[Exercise aim]:
Which lines hold the word "name"? Copy each of them from the material.

[Provided data]:
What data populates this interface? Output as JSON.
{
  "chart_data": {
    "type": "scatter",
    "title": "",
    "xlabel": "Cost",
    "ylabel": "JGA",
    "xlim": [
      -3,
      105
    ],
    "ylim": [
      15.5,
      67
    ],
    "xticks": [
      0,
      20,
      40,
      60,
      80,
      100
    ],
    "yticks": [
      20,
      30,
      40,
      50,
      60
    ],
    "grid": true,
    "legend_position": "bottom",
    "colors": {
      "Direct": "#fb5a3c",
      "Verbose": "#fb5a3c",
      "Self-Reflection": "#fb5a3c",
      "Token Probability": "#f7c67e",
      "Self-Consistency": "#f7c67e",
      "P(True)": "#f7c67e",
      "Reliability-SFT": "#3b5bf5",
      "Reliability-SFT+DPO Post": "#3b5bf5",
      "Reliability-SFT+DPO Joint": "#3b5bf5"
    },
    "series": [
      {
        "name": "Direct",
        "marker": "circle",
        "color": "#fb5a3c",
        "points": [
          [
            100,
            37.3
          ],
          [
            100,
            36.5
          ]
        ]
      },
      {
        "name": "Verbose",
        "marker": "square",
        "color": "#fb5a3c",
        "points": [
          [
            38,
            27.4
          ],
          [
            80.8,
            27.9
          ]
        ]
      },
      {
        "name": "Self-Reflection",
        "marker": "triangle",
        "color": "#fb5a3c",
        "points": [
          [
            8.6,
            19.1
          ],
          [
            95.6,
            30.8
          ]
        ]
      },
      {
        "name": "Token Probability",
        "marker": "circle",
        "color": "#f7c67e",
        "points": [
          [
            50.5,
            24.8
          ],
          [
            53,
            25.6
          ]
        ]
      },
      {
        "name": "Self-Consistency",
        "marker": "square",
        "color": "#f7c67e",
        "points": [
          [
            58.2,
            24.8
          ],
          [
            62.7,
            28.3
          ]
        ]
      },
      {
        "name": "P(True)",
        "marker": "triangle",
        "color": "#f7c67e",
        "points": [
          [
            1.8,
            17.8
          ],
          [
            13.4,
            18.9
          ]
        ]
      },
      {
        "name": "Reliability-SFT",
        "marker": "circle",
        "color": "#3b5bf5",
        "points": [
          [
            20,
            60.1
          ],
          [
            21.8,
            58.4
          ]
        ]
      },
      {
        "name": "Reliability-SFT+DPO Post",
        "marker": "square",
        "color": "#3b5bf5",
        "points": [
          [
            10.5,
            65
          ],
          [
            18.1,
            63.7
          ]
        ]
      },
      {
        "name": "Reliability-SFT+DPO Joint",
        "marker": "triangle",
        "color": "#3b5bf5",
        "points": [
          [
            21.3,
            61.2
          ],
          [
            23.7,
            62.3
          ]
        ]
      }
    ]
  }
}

[Exercise result]:
        "name": "Direct",
        "name": "Verbose",
        "name": "Self-Reflection",
        "name": "Token Probability",
        "name": "Self-Consistency",
        "name": "P(True)",
        "name": "Reliability-SFT",
        "name": "Reliability-SFT+DPO Post",
        "name": "Reliability-SFT+DPO Joint",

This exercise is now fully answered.